> _RECORDS SHOWN_:
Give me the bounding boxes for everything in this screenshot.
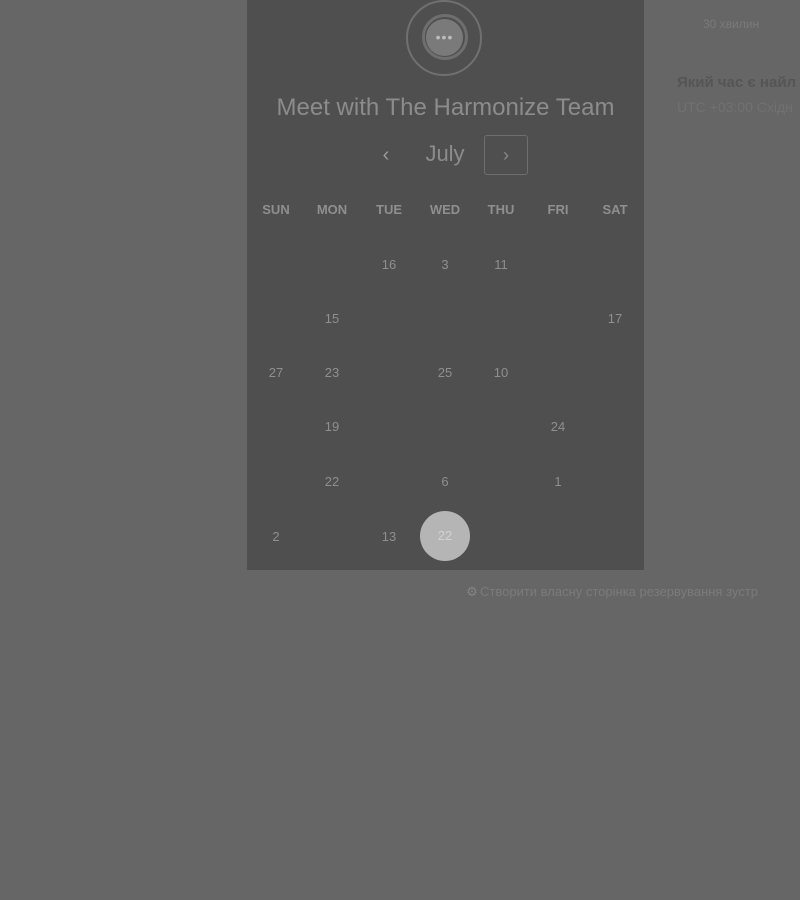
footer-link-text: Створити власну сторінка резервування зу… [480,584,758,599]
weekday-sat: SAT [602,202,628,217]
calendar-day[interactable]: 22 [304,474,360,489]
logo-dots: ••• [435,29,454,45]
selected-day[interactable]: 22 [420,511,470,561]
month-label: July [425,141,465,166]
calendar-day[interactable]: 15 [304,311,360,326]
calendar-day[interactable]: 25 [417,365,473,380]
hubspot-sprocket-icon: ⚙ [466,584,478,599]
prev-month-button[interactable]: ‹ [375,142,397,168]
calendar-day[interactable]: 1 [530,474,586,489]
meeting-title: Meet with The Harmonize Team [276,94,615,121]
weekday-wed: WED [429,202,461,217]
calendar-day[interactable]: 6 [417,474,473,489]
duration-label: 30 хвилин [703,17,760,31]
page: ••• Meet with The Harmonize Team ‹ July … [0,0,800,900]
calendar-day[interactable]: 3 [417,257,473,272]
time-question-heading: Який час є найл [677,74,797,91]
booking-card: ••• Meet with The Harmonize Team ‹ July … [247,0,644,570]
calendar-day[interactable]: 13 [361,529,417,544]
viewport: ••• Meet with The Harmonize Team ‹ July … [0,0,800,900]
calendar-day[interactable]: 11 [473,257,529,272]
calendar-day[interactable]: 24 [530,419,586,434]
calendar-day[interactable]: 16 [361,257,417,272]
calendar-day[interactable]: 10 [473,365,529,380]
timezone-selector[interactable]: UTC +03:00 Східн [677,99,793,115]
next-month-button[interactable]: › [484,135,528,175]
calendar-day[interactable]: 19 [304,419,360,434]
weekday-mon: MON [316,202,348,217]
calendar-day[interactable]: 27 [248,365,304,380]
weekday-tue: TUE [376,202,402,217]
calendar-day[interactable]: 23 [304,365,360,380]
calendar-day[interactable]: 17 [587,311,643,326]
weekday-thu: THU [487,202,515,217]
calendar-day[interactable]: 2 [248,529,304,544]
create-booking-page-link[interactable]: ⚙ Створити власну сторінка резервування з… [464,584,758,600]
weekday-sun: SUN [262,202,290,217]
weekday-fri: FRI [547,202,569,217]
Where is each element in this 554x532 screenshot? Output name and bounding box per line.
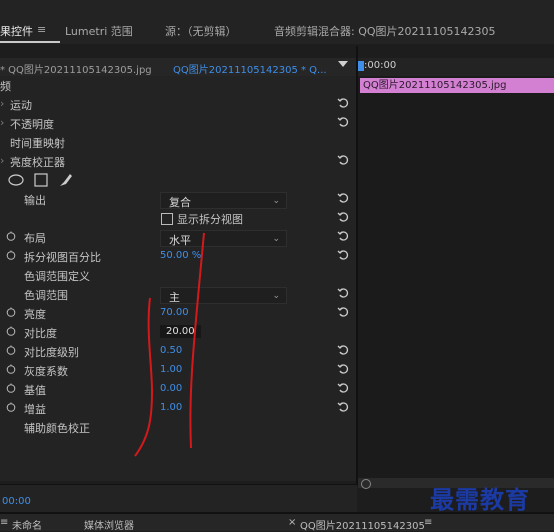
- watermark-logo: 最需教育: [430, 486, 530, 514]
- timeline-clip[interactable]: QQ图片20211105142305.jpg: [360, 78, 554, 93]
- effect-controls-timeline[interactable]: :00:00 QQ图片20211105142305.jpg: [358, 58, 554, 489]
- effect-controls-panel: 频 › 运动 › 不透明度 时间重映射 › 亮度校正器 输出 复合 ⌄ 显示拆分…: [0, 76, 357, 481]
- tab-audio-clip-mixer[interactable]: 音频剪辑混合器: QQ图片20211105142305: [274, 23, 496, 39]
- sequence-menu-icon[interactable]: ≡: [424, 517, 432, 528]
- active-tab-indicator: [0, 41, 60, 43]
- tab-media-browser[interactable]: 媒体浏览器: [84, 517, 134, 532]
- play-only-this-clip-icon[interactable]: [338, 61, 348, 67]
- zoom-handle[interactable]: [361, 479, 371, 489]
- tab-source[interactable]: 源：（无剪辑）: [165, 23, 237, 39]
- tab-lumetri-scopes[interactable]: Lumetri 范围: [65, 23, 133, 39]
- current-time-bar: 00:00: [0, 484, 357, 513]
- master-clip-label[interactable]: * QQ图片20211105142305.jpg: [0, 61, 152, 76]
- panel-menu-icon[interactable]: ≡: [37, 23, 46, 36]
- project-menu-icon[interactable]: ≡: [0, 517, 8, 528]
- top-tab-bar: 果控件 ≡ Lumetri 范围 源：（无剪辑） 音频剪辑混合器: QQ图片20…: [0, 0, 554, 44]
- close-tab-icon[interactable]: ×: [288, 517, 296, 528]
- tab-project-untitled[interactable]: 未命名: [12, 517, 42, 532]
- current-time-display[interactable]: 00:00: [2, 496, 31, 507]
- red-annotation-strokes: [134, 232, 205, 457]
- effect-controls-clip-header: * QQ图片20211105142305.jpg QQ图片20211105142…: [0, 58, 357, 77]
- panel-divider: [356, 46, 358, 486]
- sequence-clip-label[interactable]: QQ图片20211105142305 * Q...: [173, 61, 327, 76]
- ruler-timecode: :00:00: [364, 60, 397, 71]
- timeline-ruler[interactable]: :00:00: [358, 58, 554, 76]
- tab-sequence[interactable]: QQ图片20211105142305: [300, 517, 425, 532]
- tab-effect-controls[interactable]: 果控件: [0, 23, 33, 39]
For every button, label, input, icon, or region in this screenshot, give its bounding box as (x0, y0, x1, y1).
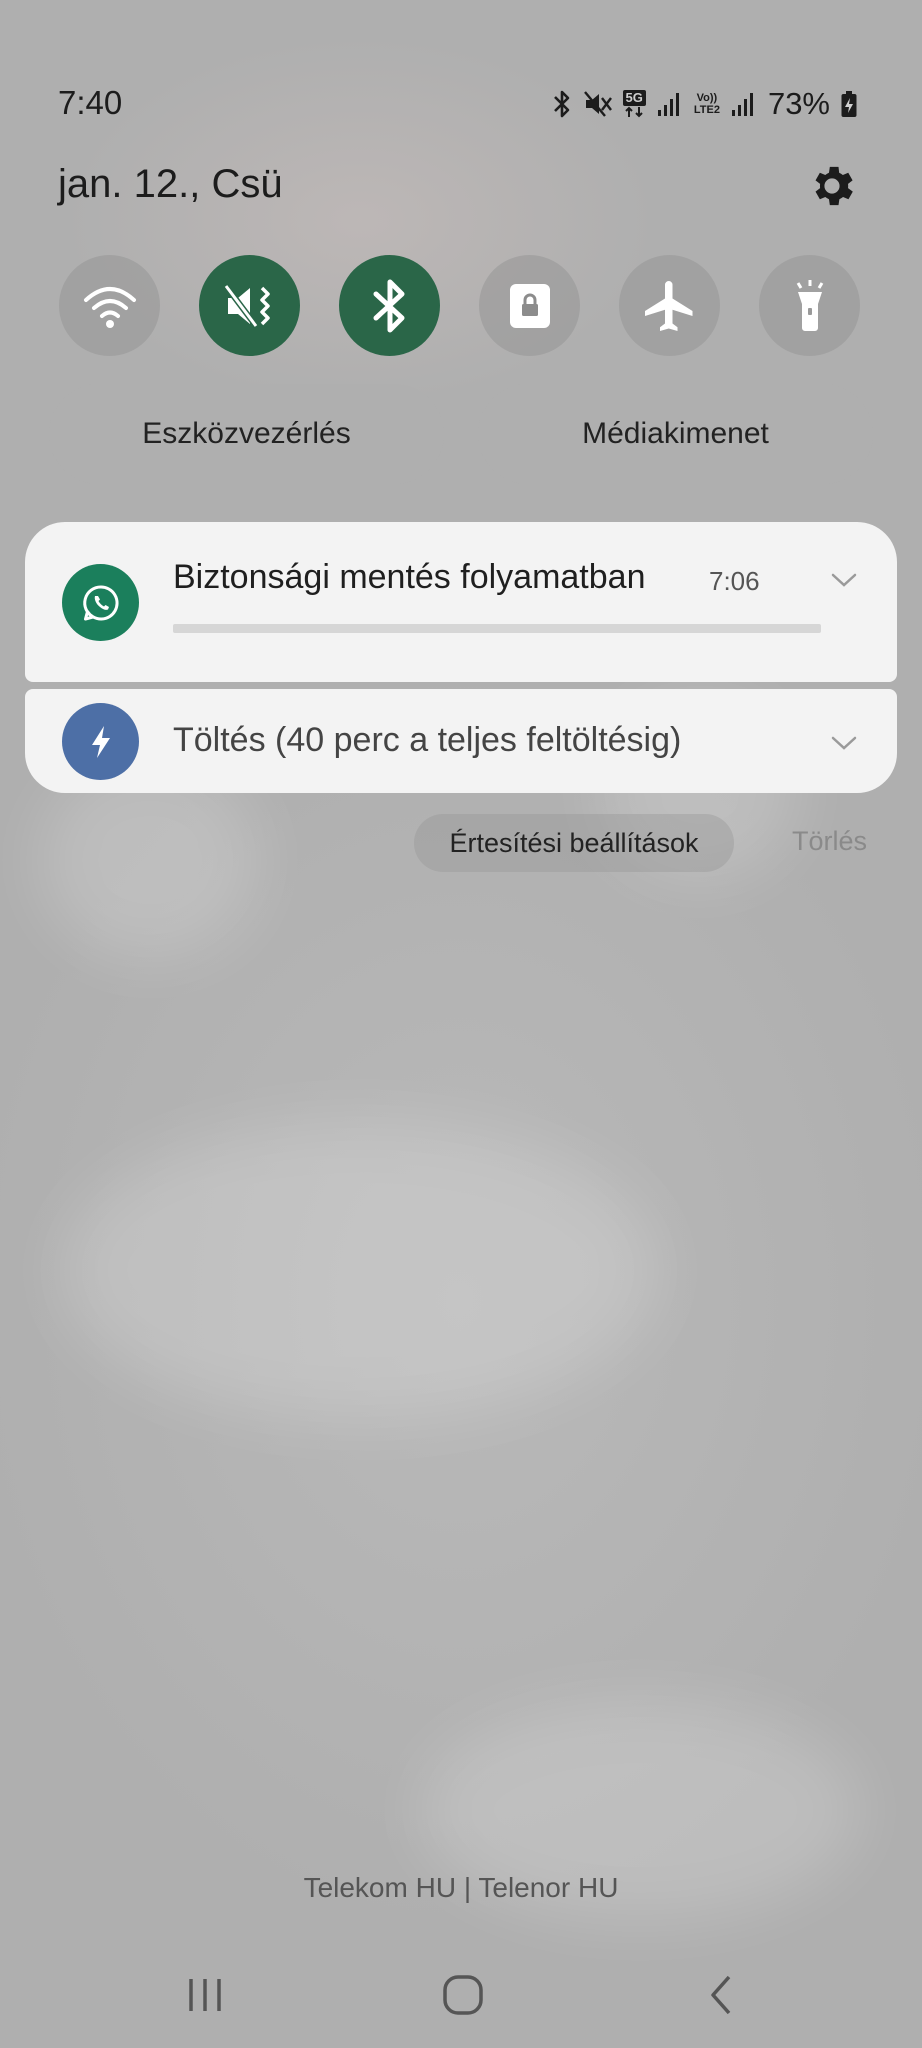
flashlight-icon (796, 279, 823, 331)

> _EXERCISE GOAL_:
Reproduce the listing above line for line, with no changes, and omit the pictures.

> _THE REPLY_:
Give me the bounding boxes for everything in this screenshot.
footer-link-text: Створити власну сторінка резервування зу… [480,584,758,599]
weekday-sat: SAT [602,202,628,217]
calendar-day[interactable]: 22 [304,474,360,489]
logo-dots: ••• [435,29,454,45]
selected-day[interactable]: 22 [420,511,470,561]
month-label: July [425,141,465,166]
calendar-day[interactable]: 15 [304,311,360,326]
calendar-day[interactable]: 25 [417,365,473,380]
hubspot-sprocket-icon: ⚙ [466,584,478,599]
prev-month-button[interactable]: ‹ [375,142,397,168]
calendar-day[interactable]: 1 [530,474,586,489]
meeting-title: Meet with The Harmonize Team [276,94,615,121]
weekday-wed: WED [429,202,461,217]
calendar-day[interactable]: 6 [417,474,473,489]
duration-label: 30 хвилин [703,17,760,31]
page: ••• Meet with The Harmonize Team ‹ July … [0,0,800,900]
calendar-day[interactable]: 3 [417,257,473,272]
time-question-heading: Який час є найл [677,74,797,91]
booking-card: ••• Meet with The Harmonize Team ‹ July … [247,0,644,570]
calendar-day[interactable]: 13 [361,529,417,544]
viewport: ••• Meet with The Harmonize Team ‹ July … [0,0,800,900]
calendar-day[interactable]: 11 [473,257,529,272]
calendar-day[interactable]: 24 [530,419,586,434]
calendar-day[interactable]: 16 [361,257,417,272]
calendar-day[interactable]: 10 [473,365,529,380]
timezone-selector[interactable]: UTC +03:00 Східн [677,99,793,115]
next-month-button[interactable]: › [484,135,528,175]
calendar-day[interactable]: 19 [304,419,360,434]
weekday-mon: MON [316,202,348,217]
calendar-day[interactable]: 27 [248,365,304,380]
weekday-tue: TUE [376,202,402,217]
calendar-day[interactable]: 23 [304,365,360,380]
calendar-day[interactable]: 17 [587,311,643,326]
weekday-thu: THU [487,202,515,217]
calendar-day[interactable]: 2 [248,529,304,544]
create-booking-page-link[interactable]: ⚙ Створити власну сторінка резервування з… [464,584,758,600]
weekday-sun: SUN [262,202,290,217]
weekday-fri: FRI [547,202,569,217]
Where is each element in this 554x532 screenshot? Output name and bounding box per line.
- watermark-logo: 最需教育: [430, 486, 530, 514]
- timeline-clip[interactable]: QQ图片20211105142305.jpg: [360, 78, 554, 93]
- effect-controls-timeline[interactable]: :00:00 QQ图片20211105142305.jpg: [358, 58, 554, 489]
- effect-controls-panel: 频 › 运动 › 不透明度 时间重映射 › 亮度校正器 输出 复合 ⌄ 显示拆分…: [0, 76, 357, 481]
- tab-audio-clip-mixer[interactable]: 音频剪辑混合器: QQ图片20211105142305: [274, 23, 496, 39]
- sequence-menu-icon[interactable]: ≡: [424, 517, 432, 528]
- active-tab-indicator: [0, 41, 60, 43]
- tab-media-browser[interactable]: 媒体浏览器: [84, 517, 134, 532]
- play-only-this-clip-icon[interactable]: [338, 61, 348, 67]
- zoom-handle[interactable]: [361, 479, 371, 489]
- tab-source[interactable]: 源：（无剪辑）: [165, 23, 237, 39]
- tab-lumetri-scopes[interactable]: Lumetri 范围: [65, 23, 133, 39]
- current-time-bar: 00:00: [0, 484, 357, 513]
- master-clip-label[interactable]: * QQ图片20211105142305.jpg: [0, 61, 152, 76]
- panel-menu-icon[interactable]: ≡: [37, 23, 46, 36]
- project-menu-icon[interactable]: ≡: [0, 517, 8, 528]
- top-tab-bar: 果控件 ≡ Lumetri 范围 源：（无剪辑） 音频剪辑混合器: QQ图片20…: [0, 0, 554, 44]
- close-tab-icon[interactable]: ×: [288, 517, 296, 528]
- tab-project-untitled[interactable]: 未命名: [12, 517, 42, 532]
- current-time-display[interactable]: 00:00: [2, 496, 31, 507]
- red-annotation-strokes: [134, 232, 205, 457]
- effect-controls-clip-header: * QQ图片20211105142305.jpg QQ图片20211105142…: [0, 58, 357, 77]
- panel-divider: [356, 46, 358, 486]
- sequence-clip-label[interactable]: QQ图片20211105142305 * Q...: [173, 61, 327, 76]
- ruler-timecode: :00:00: [364, 60, 397, 71]
- timeline-ruler[interactable]: :00:00: [358, 58, 554, 76]
- tab-sequence[interactable]: QQ图片20211105142305: [300, 517, 425, 532]
- tab-effect-controls[interactable]: 果控件: [0, 23, 33, 39]
For every button, label, input, icon, or region in this screenshot, give its bounding box as (x0, y0, x1, y1).
flashlight-icon (796, 279, 823, 331)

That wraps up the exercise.